Extracts from a graphics dataset:
++++++++++

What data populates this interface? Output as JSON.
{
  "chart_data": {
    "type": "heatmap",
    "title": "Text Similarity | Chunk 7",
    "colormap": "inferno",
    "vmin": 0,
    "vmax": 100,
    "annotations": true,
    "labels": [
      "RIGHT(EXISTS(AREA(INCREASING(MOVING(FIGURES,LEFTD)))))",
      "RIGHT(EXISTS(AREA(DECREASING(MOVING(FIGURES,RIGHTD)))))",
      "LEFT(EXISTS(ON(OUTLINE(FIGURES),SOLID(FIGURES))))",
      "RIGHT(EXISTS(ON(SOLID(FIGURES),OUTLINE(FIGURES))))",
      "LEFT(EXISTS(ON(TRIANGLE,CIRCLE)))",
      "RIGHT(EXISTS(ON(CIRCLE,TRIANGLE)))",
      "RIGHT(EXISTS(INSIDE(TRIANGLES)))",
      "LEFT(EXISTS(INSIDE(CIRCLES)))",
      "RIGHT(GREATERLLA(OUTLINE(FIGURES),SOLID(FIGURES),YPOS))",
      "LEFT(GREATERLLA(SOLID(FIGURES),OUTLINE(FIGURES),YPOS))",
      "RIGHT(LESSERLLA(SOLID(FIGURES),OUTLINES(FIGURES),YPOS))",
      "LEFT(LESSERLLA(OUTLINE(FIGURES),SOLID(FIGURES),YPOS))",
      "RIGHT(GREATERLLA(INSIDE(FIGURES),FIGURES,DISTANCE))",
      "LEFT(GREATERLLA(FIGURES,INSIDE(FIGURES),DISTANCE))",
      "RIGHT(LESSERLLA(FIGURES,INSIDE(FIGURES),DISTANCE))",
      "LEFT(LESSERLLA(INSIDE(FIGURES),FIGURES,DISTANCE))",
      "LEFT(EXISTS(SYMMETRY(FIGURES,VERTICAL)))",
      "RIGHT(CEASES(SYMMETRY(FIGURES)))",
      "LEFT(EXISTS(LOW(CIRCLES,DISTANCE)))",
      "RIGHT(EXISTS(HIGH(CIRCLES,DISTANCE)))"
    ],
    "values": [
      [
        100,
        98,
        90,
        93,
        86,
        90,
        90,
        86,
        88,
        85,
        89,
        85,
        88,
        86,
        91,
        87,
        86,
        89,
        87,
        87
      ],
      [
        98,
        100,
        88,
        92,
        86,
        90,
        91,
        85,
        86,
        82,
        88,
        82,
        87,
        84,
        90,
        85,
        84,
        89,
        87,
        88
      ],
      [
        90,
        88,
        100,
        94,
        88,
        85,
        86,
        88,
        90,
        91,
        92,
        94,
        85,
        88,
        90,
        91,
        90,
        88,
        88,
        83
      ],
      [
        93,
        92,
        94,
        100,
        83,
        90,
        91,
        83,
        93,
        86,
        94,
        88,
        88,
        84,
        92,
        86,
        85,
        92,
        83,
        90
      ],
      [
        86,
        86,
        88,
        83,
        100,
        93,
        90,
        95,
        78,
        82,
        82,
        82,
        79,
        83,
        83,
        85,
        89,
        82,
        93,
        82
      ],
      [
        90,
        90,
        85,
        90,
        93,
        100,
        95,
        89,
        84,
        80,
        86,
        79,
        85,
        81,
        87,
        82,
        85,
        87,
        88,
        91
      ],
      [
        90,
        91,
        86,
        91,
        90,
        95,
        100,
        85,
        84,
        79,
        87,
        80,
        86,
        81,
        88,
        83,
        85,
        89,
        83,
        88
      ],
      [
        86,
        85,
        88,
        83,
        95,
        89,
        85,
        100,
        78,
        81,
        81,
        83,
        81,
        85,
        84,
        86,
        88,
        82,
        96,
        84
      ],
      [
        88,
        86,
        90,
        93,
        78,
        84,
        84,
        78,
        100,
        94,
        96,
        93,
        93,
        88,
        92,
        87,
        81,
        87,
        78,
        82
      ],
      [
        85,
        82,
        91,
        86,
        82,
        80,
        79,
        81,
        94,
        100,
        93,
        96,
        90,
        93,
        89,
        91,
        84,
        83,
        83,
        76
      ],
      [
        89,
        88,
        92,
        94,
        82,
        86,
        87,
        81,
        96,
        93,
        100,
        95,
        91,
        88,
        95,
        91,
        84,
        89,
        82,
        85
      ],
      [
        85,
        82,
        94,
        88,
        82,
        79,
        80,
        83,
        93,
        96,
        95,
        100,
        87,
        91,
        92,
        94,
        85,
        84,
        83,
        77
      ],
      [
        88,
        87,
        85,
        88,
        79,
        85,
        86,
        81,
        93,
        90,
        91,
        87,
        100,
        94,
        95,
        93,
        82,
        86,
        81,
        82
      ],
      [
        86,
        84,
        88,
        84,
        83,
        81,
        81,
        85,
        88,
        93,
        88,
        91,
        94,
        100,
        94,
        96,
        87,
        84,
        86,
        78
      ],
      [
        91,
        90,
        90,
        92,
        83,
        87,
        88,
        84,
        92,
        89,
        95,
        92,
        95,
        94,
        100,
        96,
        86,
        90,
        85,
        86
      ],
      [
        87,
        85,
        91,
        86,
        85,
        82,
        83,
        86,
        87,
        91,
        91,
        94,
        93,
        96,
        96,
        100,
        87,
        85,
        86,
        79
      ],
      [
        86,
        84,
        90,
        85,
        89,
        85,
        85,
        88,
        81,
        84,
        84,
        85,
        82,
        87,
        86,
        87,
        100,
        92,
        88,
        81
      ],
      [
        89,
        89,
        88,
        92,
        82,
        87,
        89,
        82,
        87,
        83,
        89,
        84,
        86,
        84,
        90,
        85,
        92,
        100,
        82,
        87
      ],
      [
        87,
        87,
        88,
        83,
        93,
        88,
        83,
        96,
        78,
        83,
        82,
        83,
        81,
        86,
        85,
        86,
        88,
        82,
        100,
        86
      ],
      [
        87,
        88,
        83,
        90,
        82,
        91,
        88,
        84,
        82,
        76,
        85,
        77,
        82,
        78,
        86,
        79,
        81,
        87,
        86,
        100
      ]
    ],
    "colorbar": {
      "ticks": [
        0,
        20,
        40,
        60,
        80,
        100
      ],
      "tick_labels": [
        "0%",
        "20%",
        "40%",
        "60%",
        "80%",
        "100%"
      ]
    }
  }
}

++++++++++

◆ Stated exercise ◆
Look through the material and copy each line that has "YPOS".

◆ Expected answer ◆
      "RIGHT(GREATERLLA(OUTLINE(FIGURES),SOLID(FIGURES),YPOS))",
      "LEFT(GREATERLLA(SOLID(FIGURES),OUTLINE(FIGURES),YPOS))",
      "RIGHT(LESSERLLA(SOLID(FIGURES),OUTLINES(FIGURES),YPOS))",
      "LEFT(LESSERLLA(OUTLINE(FIGURES),SOLID(FIGURES),YPOS))",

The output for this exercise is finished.